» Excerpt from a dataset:
* BEGIN *

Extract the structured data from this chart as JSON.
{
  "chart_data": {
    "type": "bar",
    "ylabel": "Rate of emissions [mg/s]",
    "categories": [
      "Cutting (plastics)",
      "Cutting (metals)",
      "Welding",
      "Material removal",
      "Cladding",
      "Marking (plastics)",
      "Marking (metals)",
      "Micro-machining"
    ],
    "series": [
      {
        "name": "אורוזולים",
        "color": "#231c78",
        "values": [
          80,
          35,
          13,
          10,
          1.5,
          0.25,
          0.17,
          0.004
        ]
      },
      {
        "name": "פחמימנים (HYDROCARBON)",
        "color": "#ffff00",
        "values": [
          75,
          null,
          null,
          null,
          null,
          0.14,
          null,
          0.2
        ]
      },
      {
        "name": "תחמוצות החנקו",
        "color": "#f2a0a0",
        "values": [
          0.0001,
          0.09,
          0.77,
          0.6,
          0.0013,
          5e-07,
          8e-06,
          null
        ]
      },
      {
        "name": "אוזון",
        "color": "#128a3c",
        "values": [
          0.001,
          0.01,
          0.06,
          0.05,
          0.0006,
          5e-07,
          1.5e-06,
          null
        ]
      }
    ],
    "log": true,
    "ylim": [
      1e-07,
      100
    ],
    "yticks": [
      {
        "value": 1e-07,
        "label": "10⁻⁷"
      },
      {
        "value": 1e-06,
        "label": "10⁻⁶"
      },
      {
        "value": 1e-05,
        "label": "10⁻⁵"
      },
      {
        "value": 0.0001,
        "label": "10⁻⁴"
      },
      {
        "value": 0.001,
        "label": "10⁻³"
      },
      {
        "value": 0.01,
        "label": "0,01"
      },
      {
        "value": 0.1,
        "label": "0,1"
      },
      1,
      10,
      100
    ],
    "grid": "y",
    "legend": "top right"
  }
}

* END *

Repeat the data verbatim.

Extract the structured data from this chart as JSON.
{
  "chart_data": {
    "type": "bar",
    "ylabel": "Rate of emissions [mg/s]",
    "categories": [
      "Cutting (plastics)",
      "Cutting (metals)",
      "Welding",
      "Material removal",
      "Cladding",
      "Marking (plastics)",
      "Marking (metals)",
      "Micro-machining"
    ],
    "series": [
      {
        "name": "אורוזולים",
        "color": "#231c78",
        "values": [
          80,
          35,
          13,
          10,
          1.5,
          0.25,
          0.17,
          0.004
        ]
      },
      {
        "name": "פחמימנים (HYDROCARBON)",
        "color": "#ffff00",
        "values": [
          75,
          null,
          null,
          null,
          null,
          0.14,
          null,
          0.2
        ]
      },
      {
        "name": "תחמוצות החנקו",
        "color": "#f2a0a0",
        "values": [
          0.0001,
          0.09,
          0.77,
          0.6,
          0.0013,
          5e-07,
          8e-06,
          null
        ]
      },
      {
        "name": "אוזון",
        "color": "#128a3c",
        "values": [
          0.001,
          0.01,
          0.06,
          0.05,
          0.0006,
          5e-07,
          1.5e-06,
          null
        ]
      }
    ],
    "log": true,
    "ylim": [
      1e-07,
      100
    ],
    "yticks": [
      {
        "value": 1e-07,
        "label": "10⁻⁷"
      },
      {
        "value": 1e-06,
        "label": "10⁻⁶"
      },
      {
        "value": 1e-05,
        "label": "10⁻⁵"
      },
      {
        "value": 0.0001,
        "label": "10⁻⁴"
      },
      {
        "value": 0.001,
        "label": "10⁻³"
      },
      {
        "value": 0.01,
        "label": "0,01"
      },
      {
        "value": 0.1,
        "label": "0,1"
      },
      1,
      10,
      100
    ],
    "grid": "y",
    "legend": "top right"
  }
}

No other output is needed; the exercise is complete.